[start of Material]

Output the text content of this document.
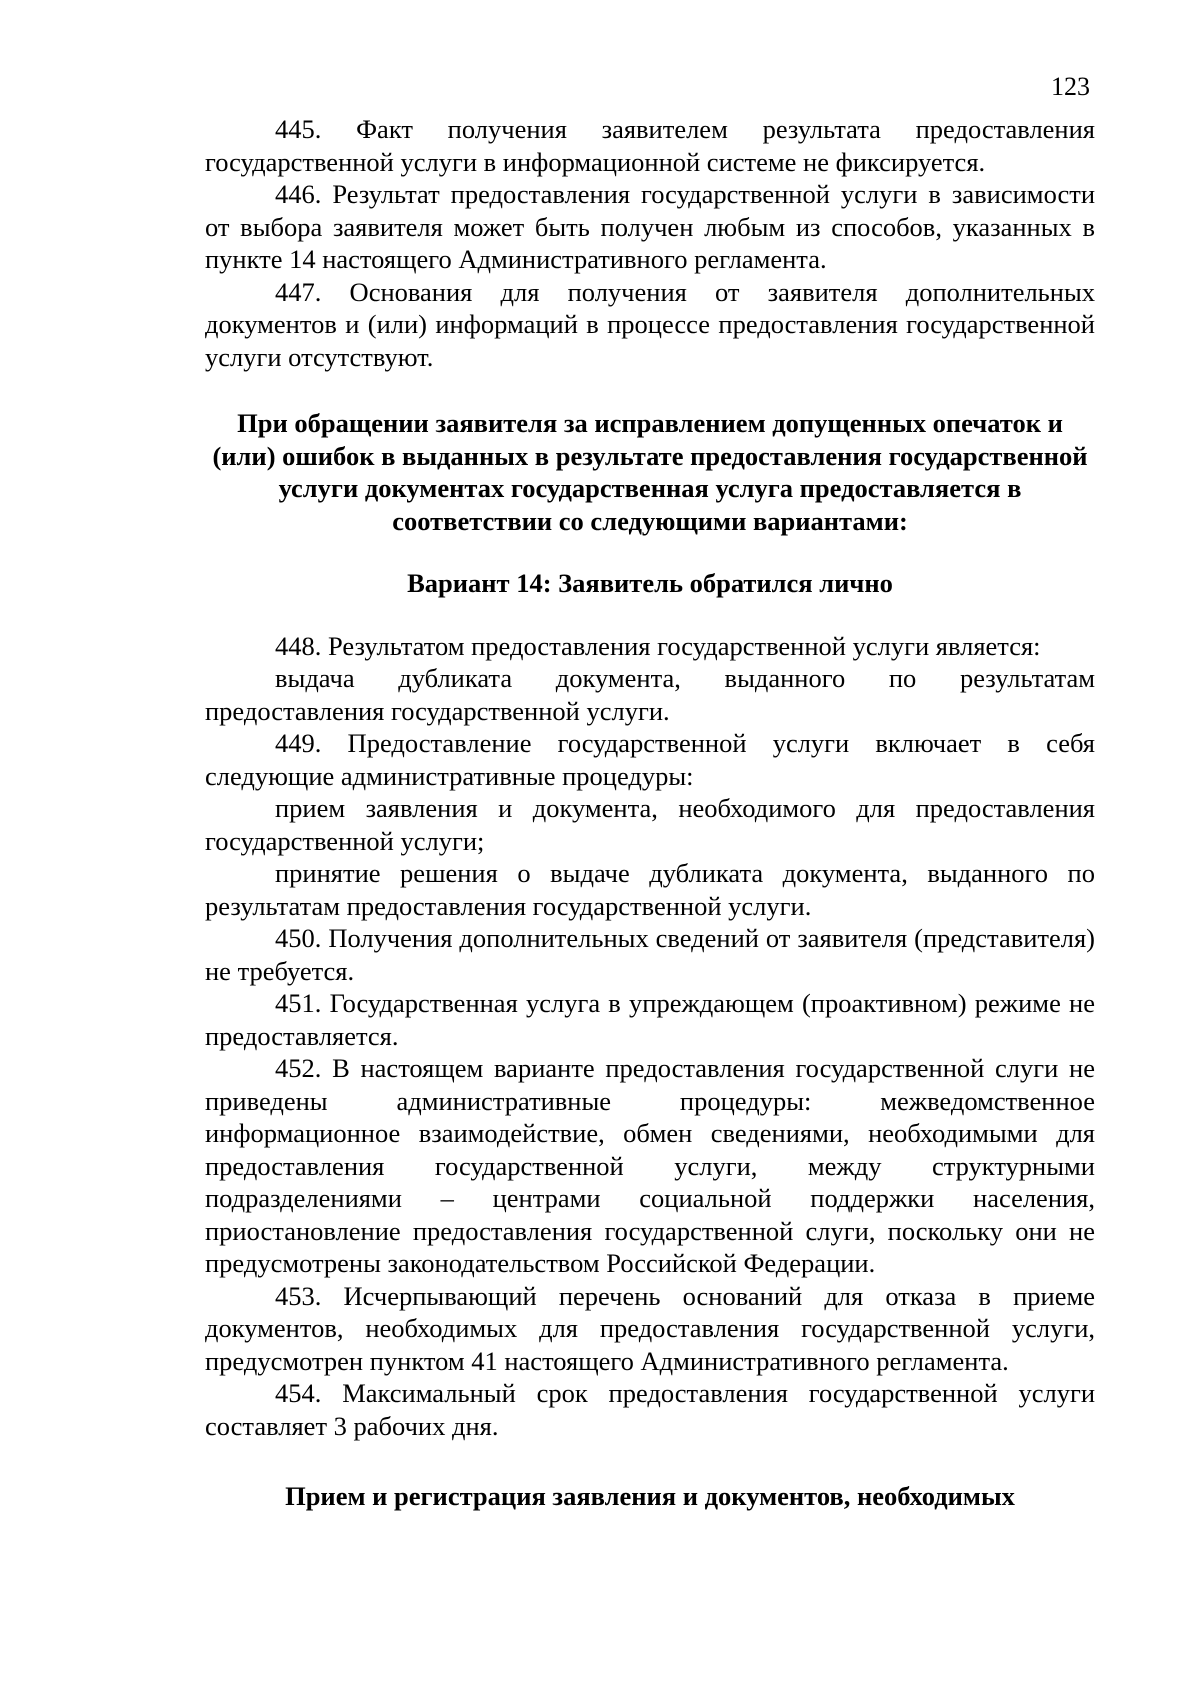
123

445. Факт получения заявителем результата предоставления государственной услуги в информационной системе не фиксируется.

446. Результат предоставления государственной услуги в зависимости от выбора заявителя может быть получен любым из способов, указанных в пункте 14 настоящего Административного регламента.

447. Основания для получения от заявителя дополнительных документов и (или) информаций в процессе предоставления государственной услуги отсутствуют.

При обращении заявителя за исправлением допущенных опечаток и (или) ошибок в выданных в результате предоставления государственной услуги документах государственная услуга предоставляется в соответствии со следующими вариантами:

Вариант 14: Заявитель обратился лично

448. Результатом предоставления государственной услуги является:

выдача дубликата документа, выданного по результатам предоставления государственной услуги.

449. Предоставление государственной услуги включает в себя следующие административные процедуры:

прием заявления и документа, необходимого для предоставления государственной услуги;

принятие решения о выдаче дубликата документа, выданного по результатам предоставления государственной услуги.

450. Получения дополнительных сведений от заявителя (представителя) не требуется.

451. Государственная услуга в упреждающем (проактивном) режиме не предоставляется.

452. В настоящем варианте предоставления государственной слуги не приведены административные процедуры: межведомственное информационное взаимодействие, обмен сведениями, необходимыми для предоставления государственной услуги, между структурными подразделениями – центрами социальной поддержки населения, приостановление предоставления государственной слуги, поскольку они не предусмотрены законодательством Российской Федерации.

453. Исчерпывающий перечень оснований для отказа в приеме документов, необходимых для предоставления государственной услуги, предусмотрен пунктом 41 настоящего Административного регламента.

454. Максимальный срок предоставления государственной услуги составляет 3 рабочих дня.

Прием и регистрация заявления и документов, необходимых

[end of Material]

Exercise description: Repeat the records in full, exactly as they appear, without the pictures.

Reply to the exercise:
Output the text content of this document.
123

445. Факт получения заявителем результата предоставления государственной услуги в информационной системе не фиксируется.

446. Результат предоставления государственной услуги в зависимости от выбора заявителя может быть получен любым из способов, указанных в пункте 14 настоящего Административного регламента.

447. Основания для получения от заявителя дополнительных документов и (или) информаций в процессе предоставления государственной услуги отсутствуют.

При обращении заявителя за исправлением допущенных опечаток и (или) ошибок в выданных в результате предоставления государственной услуги документах государственная услуга предоставляется в соответствии со следующими вариантами:

Вариант 14: Заявитель обратился лично

448. Результатом предоставления государственной услуги является:

выдача дубликата документа, выданного по результатам предоставления государственной услуги.

449. Предоставление государственной услуги включает в себя следующие административные процедуры:

прием заявления и документа, необходимого для предоставления государственной услуги;

принятие решения о выдаче дубликата документа, выданного по результатам предоставления государственной услуги.

450. Получения дополнительных сведений от заявителя (представителя) не требуется.

451. Государственная услуга в упреждающем (проактивном) режиме не предоставляется.

452. В настоящем варианте предоставления государственной слуги не приведены административные процедуры: межведомственное информационное взаимодействие, обмен сведениями, необходимыми для предоставления государственной услуги, между структурными подразделениями – центрами социальной поддержки населения, приостановление предоставления государственной слуги, поскольку они не предусмотрены законодательством Российской Федерации.

453. Исчерпывающий перечень оснований для отказа в приеме документов, необходимых для предоставления государственной услуги, предусмотрен пунктом 41 настоящего Административного регламента.

454. Максимальный срок предоставления государственной услуги составляет 3 рабочих дня.

Прием и регистрация заявления и документов, необходимых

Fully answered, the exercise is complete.